── Records for the task ──

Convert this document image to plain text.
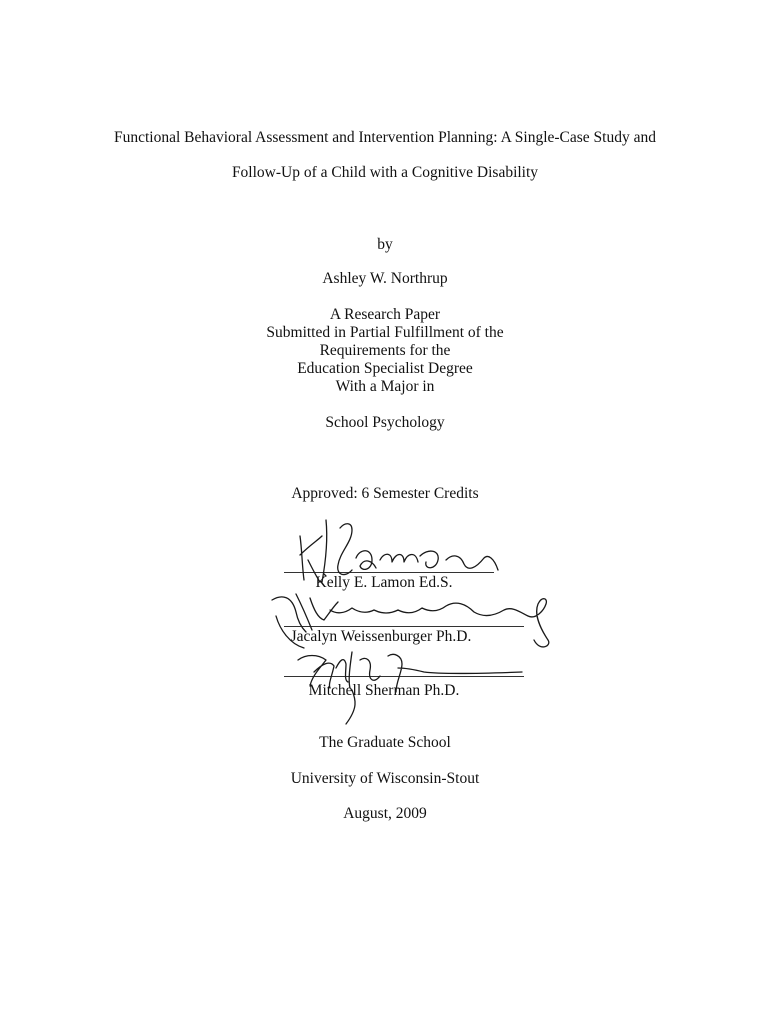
Functional Behavioral Assessment and Intervention Planning: A Single-Case Study and
Follow-Up of a Child with a Cognitive Disability
by
Ashley W. Northrup
A Research Paper
Submitted in Partial Fulfillment of the
Requirements for the
Education Specialist Degree
With a Major in
School Psychology
Approved: 6 Semester Credits
Kelly E. Lamon Ed.S.
Jacalyn Weissenburger Ph.D.
Mitchell Sherman Ph.D.
The Graduate School
University of Wisconsin-Stout
August, 2009
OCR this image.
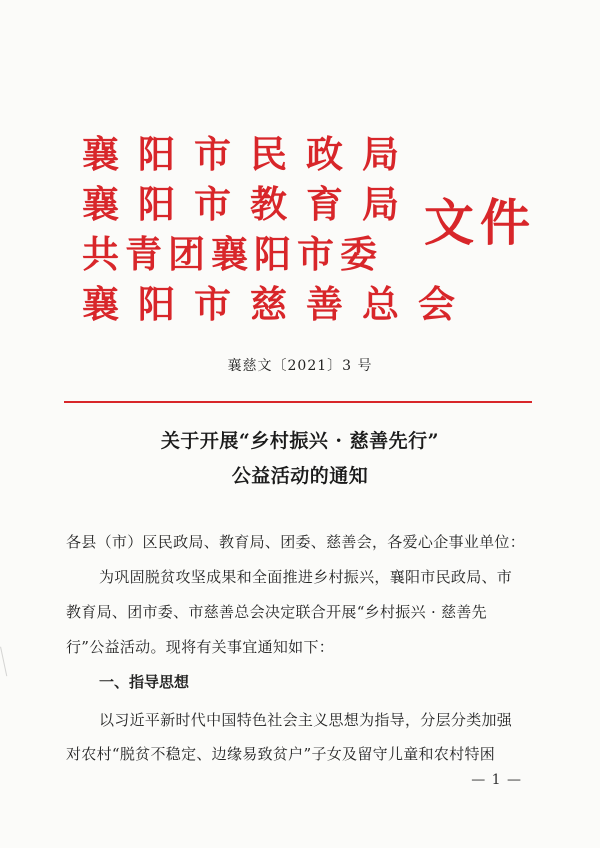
襄阳市民政局
襄阳市教育局
共青团襄阳市委
襄阳市慈善总会
文件
襄慈文〔2021〕3 号
关于开展“乡村振兴 · 慈善先行”
公益活动的通知
各县（市）区民政局、教育局、团委、慈善会，各爱心企事业单位：
为巩固脱贫攻坚成果和全面推进乡村振兴，襄阳市民政局、市
教育局、团市委、市慈善总会决定联合开展“乡村振兴 · 慈善先
行”公益活动。现将有关事宜通知如下：
一、指导思想
以习近平新时代中国特色社会主义思想为指导，分层分类加强
对农村“脱贫不稳定、边缘易致贫户”子女及留守儿童和农村特困
— 1 —
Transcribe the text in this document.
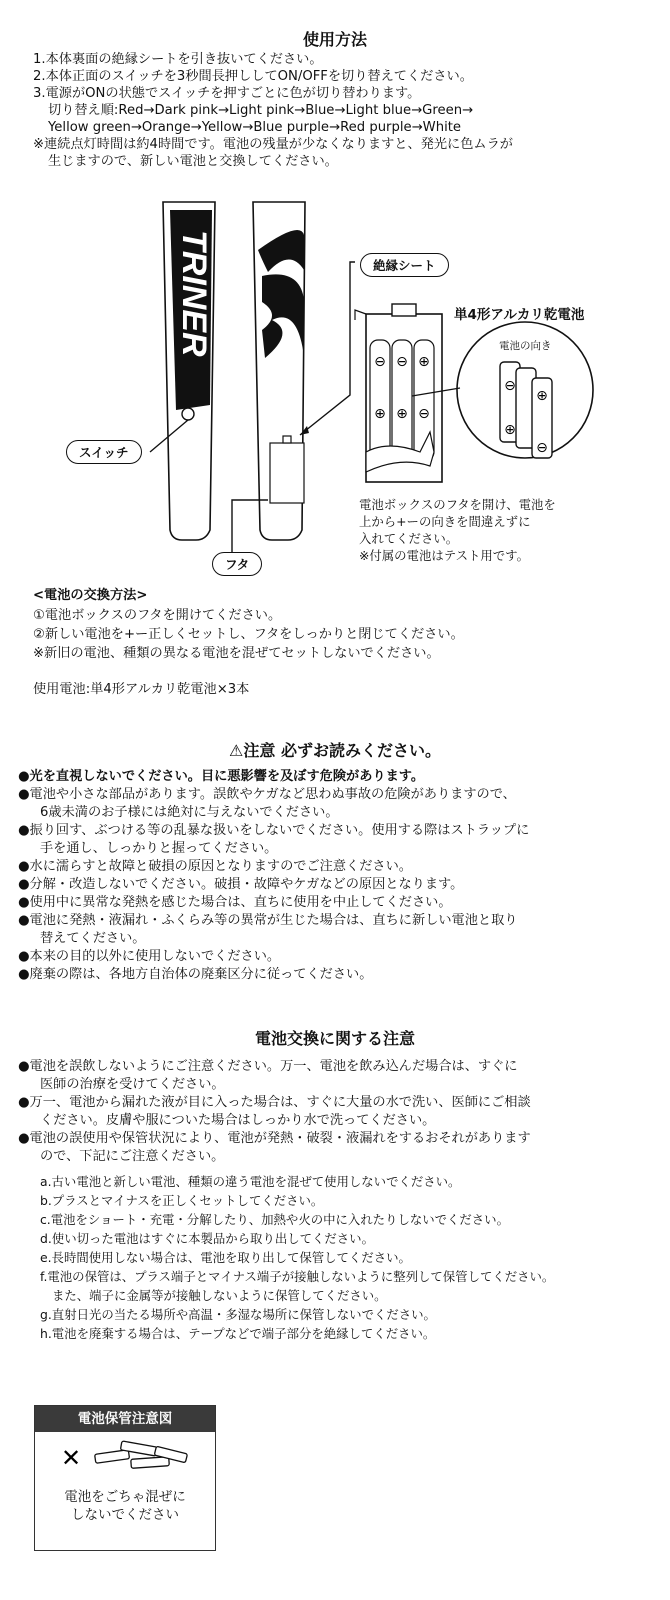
使用方法
1.本体裏面の絶縁シートを引き抜いてください。
2.本体正面のスイッチを3秒間長押ししてON/OFFを切り替えてください。
3.電源がONの状態でスイッチを押すごとに色が切り替わります。
切り替え順:Red→Dark pink→Light pink→Blue→Light blue→Green→
Yellow green→Orange→Yellow→Blue purple→Red purple→White
※連続点灯時間は約4時間です。電池の残量が少なくなりますと、発光に色ムラが
生じますので、新しい電池と交換してください。
TRINER
⊖ ⊖ ⊕
⊕ ⊕ ⊖
⊖
⊕
⊕
⊖
スイッチ
フタ
絶縁シート
単4形アルカリ乾電池
電池の向き
電池ボックスのフタを開け、電池を
上から+ーの向きを間違えずに
入れてください。
※付属の電池はテスト用です。
<電池の交換方法>
①電池ボックスのフタを開けてください。
②新しい電池を+ー正しくセットし、フタをしっかりと閉じてください。
※新旧の電池、種類の異なる電池を混ぜてセットしないでください。
使用電池:単4形アルカリ乾電池×3本
⚠注意 必ずお読みください。
●光を直視しないでください。目に悪影響を及ぼす危険があります。
●電池や小さな部品があります。誤飲やケガなど思わぬ事故の危険がありますので、
6歳未満のお子様には絶対に与えないでください。
●振り回す、ぶつける等の乱暴な扱いをしないでください。使用する際はストラップに
手を通し、しっかりと握ってください。
●水に濡らすと故障と破損の原因となりますのでご注意ください。
●分解・改造しないでください。破損・故障やケガなどの原因となります。
●使用中に異常な発熱を感じた場合は、直ちに使用を中止してください。
●電池に発熱・液漏れ・ふくらみ等の異常が生じた場合は、直ちに新しい電池と取り
替えてください。
●本来の目的以外に使用しないでください。
●廃棄の際は、各地方自治体の廃棄区分に従ってください。
電池交換に関する注意
●電池を誤飲しないようにご注意ください。万一、電池を飲み込んだ場合は、すぐに
医師の治療を受けてください。
●万一、電池から漏れた液が目に入った場合は、すぐに大量の水で洗い、医師にご相談
ください。皮膚や服についた場合はしっかり水で洗ってください。
●電池の誤使用や保管状況により、電池が発熱・破裂・液漏れをするおそれがあります
ので、下記にご注意ください。
a.古い電池と新しい電池、種類の違う電池を混ぜて使用しないでください。
b.プラスとマイナスを正しくセットしてください。
c.電池をショート・充電・分解したり、加熱や火の中に入れたりしないでください。
d.使い切った電池はすぐに本製品から取り出してください。
e.長時間使用しない場合は、電池を取り出して保管してください。
f.電池の保管は、プラス端子とマイナス端子が接触しないように整列して保管してください。
また、端子に金属等が接触しないように保管してください。
g.直射日光の当たる場所や高温・多湿な場所に保管しないでください。
h.電池を廃棄する場合は、テープなどで端子部分を絶縁してください。
電池保管注意図
✕
電池をごちゃ混ぜに
しないでください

───

Short exercise -> Identify the lines in the entries above that contain "School", then copy them out.

Finished exercise ->
School Psychology
The Graduate School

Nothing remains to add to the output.